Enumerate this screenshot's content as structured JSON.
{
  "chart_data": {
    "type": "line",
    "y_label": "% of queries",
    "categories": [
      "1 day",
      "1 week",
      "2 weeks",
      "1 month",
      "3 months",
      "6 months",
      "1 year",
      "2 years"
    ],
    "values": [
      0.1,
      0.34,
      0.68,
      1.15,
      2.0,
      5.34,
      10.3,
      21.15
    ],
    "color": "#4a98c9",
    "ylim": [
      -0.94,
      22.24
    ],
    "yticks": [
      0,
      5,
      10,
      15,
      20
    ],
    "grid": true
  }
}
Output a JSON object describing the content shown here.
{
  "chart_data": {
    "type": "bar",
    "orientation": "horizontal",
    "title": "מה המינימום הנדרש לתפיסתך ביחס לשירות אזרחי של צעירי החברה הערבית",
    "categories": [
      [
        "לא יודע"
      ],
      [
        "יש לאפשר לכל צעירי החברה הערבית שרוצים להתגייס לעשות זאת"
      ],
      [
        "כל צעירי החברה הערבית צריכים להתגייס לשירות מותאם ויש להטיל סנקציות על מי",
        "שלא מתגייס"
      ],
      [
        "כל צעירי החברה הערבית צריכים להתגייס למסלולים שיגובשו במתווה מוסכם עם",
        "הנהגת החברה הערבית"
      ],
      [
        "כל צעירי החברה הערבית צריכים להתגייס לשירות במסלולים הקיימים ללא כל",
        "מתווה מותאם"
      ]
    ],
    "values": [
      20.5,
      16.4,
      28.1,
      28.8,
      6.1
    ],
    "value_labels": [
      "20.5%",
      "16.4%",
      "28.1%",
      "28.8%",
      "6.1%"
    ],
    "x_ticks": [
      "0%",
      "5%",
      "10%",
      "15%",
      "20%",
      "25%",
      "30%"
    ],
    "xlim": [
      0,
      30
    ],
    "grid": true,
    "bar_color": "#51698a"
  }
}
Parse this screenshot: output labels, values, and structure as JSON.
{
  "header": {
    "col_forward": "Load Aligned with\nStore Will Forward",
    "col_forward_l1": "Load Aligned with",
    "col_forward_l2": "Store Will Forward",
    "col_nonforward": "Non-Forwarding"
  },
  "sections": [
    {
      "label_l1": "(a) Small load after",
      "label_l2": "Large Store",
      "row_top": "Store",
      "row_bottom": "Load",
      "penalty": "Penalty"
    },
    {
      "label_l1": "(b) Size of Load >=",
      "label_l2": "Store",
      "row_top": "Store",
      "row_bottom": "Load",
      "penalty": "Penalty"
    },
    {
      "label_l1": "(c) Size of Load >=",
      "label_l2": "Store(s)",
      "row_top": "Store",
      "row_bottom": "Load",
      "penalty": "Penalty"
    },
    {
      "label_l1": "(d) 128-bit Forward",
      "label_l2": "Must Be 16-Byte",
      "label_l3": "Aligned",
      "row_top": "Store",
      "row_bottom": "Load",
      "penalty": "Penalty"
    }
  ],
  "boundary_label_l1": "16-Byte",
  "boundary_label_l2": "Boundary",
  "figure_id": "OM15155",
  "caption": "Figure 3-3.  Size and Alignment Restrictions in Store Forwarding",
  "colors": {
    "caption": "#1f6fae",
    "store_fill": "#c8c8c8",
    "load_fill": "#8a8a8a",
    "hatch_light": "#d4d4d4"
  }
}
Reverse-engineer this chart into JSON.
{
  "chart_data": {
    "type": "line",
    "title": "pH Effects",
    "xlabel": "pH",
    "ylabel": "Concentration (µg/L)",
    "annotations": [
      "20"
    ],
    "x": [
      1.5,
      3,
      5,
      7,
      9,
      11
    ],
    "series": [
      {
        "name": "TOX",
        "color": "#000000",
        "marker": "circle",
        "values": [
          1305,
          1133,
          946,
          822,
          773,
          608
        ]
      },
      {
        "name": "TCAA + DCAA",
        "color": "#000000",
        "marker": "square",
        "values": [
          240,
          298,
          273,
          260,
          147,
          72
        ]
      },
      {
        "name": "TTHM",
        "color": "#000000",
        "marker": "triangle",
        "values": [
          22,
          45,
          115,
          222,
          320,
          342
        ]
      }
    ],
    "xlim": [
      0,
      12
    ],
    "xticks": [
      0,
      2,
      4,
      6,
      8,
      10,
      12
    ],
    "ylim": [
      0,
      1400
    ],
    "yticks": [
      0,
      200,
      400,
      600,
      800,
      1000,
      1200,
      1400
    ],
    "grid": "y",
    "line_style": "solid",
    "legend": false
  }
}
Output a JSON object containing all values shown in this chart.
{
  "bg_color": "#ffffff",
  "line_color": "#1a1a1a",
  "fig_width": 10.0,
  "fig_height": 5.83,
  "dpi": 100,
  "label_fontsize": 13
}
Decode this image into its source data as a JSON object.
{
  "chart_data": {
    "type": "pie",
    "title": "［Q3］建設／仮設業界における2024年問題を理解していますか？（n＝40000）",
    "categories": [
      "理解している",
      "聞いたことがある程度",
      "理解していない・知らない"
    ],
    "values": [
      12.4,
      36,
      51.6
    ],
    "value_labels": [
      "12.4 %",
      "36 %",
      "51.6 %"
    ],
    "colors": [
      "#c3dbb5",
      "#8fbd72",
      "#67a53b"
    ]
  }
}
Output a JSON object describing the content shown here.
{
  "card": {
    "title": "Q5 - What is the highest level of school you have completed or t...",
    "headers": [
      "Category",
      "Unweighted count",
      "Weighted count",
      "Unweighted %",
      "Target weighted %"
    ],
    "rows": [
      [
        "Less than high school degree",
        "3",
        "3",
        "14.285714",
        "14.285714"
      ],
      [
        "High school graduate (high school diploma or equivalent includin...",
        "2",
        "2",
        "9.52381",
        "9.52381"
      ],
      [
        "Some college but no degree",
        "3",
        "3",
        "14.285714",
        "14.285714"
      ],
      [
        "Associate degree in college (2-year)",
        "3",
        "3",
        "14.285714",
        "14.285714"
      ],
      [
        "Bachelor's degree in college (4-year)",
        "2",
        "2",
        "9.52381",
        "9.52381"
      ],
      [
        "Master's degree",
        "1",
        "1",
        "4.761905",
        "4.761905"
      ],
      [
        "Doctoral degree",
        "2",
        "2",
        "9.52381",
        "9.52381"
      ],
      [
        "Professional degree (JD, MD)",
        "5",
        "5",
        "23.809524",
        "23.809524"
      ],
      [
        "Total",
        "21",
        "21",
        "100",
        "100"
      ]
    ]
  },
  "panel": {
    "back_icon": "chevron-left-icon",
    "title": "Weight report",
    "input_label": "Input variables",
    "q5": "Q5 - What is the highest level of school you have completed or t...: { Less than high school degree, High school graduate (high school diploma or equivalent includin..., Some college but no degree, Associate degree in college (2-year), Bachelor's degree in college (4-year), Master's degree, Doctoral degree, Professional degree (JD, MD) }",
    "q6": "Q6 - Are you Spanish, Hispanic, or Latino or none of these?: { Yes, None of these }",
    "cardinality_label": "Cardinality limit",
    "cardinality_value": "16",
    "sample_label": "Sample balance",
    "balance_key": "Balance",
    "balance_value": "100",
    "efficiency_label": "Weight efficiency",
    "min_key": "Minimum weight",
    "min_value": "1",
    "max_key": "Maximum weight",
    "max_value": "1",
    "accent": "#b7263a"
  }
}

——

SHORT TASK:
Every record shown above should be written out again exactly.

OUTPUT FOR THIS EXERCISE:
Enumerate this screenshot's content as structured JSON.
{
  "chart_data": {
    "type": "line",
    "y_label": "% of queries",
    "categories": [
      "1 day",
      "1 week",
      "2 weeks",
      "1 month",
      "3 months",
      "6 months",
      "1 year",
      "2 years"
    ],
    "values": [
      0.1,
      0.34,
      0.68,
      1.15,
      2.0,
      5.34,
      10.3,
      21.15
    ],
    "color": "#4a98c9",
    "ylim": [
      -0.94,
      22.24
    ],
    "yticks": [
      0,
      5,
      10,
      15,
      20
    ],
    "grid": true
  }
}
Output a JSON object describing the content shown here.
{
  "chart_data": {
    "type": "bar",
    "orientation": "horizontal",
    "title": "מה המינימום הנדרש לתפיסתך ביחס לשירות אזרחי של צעירי החברה הערבית",
    "categories": [
      [
        "לא יודע"
      ],
      [
        "יש לאפשר לכל צעירי החברה הערבית שרוצים להתגייס לעשות זאת"
      ],
      [
        "כל צעירי החברה הערבית צריכים להתגייס לשירות מותאם ויש להטיל סנקציות על מי",
        "שלא מתגייס"
      ],
      [
        "כל צעירי החברה הערבית צריכים להתגייס למסלולים שיגובשו במתווה מוסכם עם",
        "הנהגת החברה הערבית"
      ],
      [
        "כל צעירי החברה הערבית צריכים להתגייס לשירות במסלולים הקיימים ללא כל",
        "מתווה מותאם"
      ]
    ],
    "values": [
      20.5,
      16.4,
      28.1,
      28.8,
      6.1
    ],
    "value_labels": [
      "20.5%",
      "16.4%",
      "28.1%",
      "28.8%",
      "6.1%"
    ],
    "x_ticks": [
      "0%",
      "5%",
      "10%",
      "15%",
      "20%",
      "25%",
      "30%"
    ],
    "xlim": [
      0,
      30
    ],
    "grid": true,
    "bar_color": "#51698a"
  }
}
Parse this screenshot: output labels, values, and structure as JSON.
{
  "header": {
    "col_forward": "Load Aligned with\nStore Will Forward",
    "col_forward_l1": "Load Aligned with",
    "col_forward_l2": "Store Will Forward",
    "col_nonforward": "Non-Forwarding"
  },
  "sections": [
    {
      "label_l1": "(a) Small load after",
      "label_l2": "Large Store",
      "row_top": "Store",
      "row_bottom": "Load",
      "penalty": "Penalty"
    },
    {
      "label_l1": "(b) Size of Load >=",
      "label_l2": "Store",
      "row_top": "Store",
      "row_bottom": "Load",
      "penalty": "Penalty"
    },
    {
      "label_l1": "(c) Size of Load >=",
      "label_l2": "Store(s)",
      "row_top": "Store",
      "row_bottom": "Load",
      "penalty": "Penalty"
    },
    {
      "label_l1": "(d) 128-bit Forward",
      "label_l2": "Must Be 16-Byte",
      "label_l3": "Aligned",
      "row_top": "Store",
      "row_bottom": "Load",
      "penalty": "Penalty"
    }
  ],
  "boundary_label_l1": "16-Byte",
  "boundary_label_l2": "Boundary",
  "figure_id": "OM15155",
  "caption": "Figure 3-3.  Size and Alignment Restrictions in Store Forwarding",
  "colors": {
    "caption": "#1f6fae",
    "store_fill": "#c8c8c8",
    "load_fill": "#8a8a8a",
    "hatch_light": "#d4d4d4"
  }
}
Reverse-engineer this chart into JSON.
{
  "chart_data": {
    "type": "line",
    "title": "pH Effects",
    "xlabel": "pH",
    "ylabel": "Concentration (µg/L)",
    "annotations": [
      "20"
    ],
    "x": [
      1.5,
      3,
      5,
      7,
      9,
      11
    ],
    "series": [
      {
        "name": "TOX",
        "color": "#000000",
        "marker": "circle",
        "values": [
          1305,
          1133,
          946,
          822,
          773,
          608
        ]
      },
      {
        "name": "TCAA + DCAA",
        "color": "#000000",
        "marker": "square",
        "values": [
          240,
          298,
          273,
          260,
          147,
          72
        ]
      },
      {
        "name": "TTHM",
        "color": "#000000",
        "marker": "triangle",
        "values": [
          22,
          45,
          115,
          222,
          320,
          342
        ]
      }
    ],
    "xlim": [
      0,
      12
    ],
    "xticks": [
      0,
      2,
      4,
      6,
      8,
      10,
      12
    ],
    "ylim": [
      0,
      1400
    ],
    "yticks": [
      0,
      200,
      400,
      600,
      800,
      1000,
      1200,
      1400
    ],
    "grid": "y",
    "line_style": "solid",
    "legend": false
  }
}
Output a JSON object containing all values shown in this chart.
{
  "bg_color": "#ffffff",
  "line_color": "#1a1a1a",
  "fig_width": 10.0,
  "fig_height": 5.83,
  "dpi": 100,
  "label_fontsize": 13
}
Decode this image into its source data as a JSON object.
{
  "chart_data": {
    "type": "pie",
    "title": "［Q3］建設／仮設業界における2024年問題を理解していますか？（n＝40000）",
    "categories": [
      "理解している",
      "聞いたことがある程度",
      "理解していない・知らない"
    ],
    "values": [
      12.4,
      36,
      51.6
    ],
    "value_labels": [
      "12.4 %",
      "36 %",
      "51.6 %"
    ],
    "colors": [
      "#c3dbb5",
      "#8fbd72",
      "#67a53b"
    ]
  }
}
Output a JSON object describing the content shown here.
{
  "card": {
    "title": "Q5 - What is the highest level of school you have completed or t...",
    "headers": [
      "Category",
      "Unweighted count",
      "Weighted count",
      "Unweighted %",
      "Target weighted %"
    ],
    "rows": [
      [
        "Less than high school degree",
        "3",
        "3",
        "14.285714",
        "14.285714"
      ],
      [
        "High school graduate (high school diploma or equivalent includin...",
        "2",
        "2",
        "9.52381",
        "9.52381"
      ],
      [
        "Some college but no degree",
        "3",
        "3",
        "14.285714",
        "14.285714"
      ],
      [
        "Associate degree in college (2-year)",
        "3",
        "3",
        "14.285714",
        "14.285714"
      ],
      [
        "Bachelor's degree in college (4-year)",
        "2",
        "2",
        "9.52381",
        "9.52381"
      ],
      [
        "Master's degree",
        "1",
        "1",
        "4.761905",
        "4.761905"
      ],
      [
        "Doctoral degree",
        "2",
        "2",
        "9.52381",
        "9.52381"
      ],
      [
        "Professional degree (JD, MD)",
        "5",
        "5",
        "23.809524",
        "23.809524"
      ],
      [
        "Total",
        "21",
        "21",
        "100",
        "100"
      ]
    ]
  },
  "panel": {
    "back_icon": "chevron-left-icon",
    "title": "Weight report",
    "input_label": "Input variables",
    "q5": "Q5 - What is the highest level of school you have completed or t...: { Less than high school degree, High school graduate (high school diploma or equivalent includin..., Some college but no degree, Associate degree in college (2-year), Bachelor's degree in college (4-year), Master's degree, Doctoral degree, Professional degree (JD, MD) }",
    "q6": "Q6 - Are you Spanish, Hispanic, or Latino or none of these?: { Yes, None of these }",
    "cardinality_label": "Cardinality limit",
    "cardinality_value": "16",
    "sample_label": "Sample balance",
    "balance_key": "Balance",
    "balance_value": "100",
    "efficiency_label": "Weight efficiency",
    "min_key": "Minimum weight",
    "min_value": "1",
    "max_key": "Maximum weight",
    "max_value": "1",
    "accent": "#b7263a"
  }
}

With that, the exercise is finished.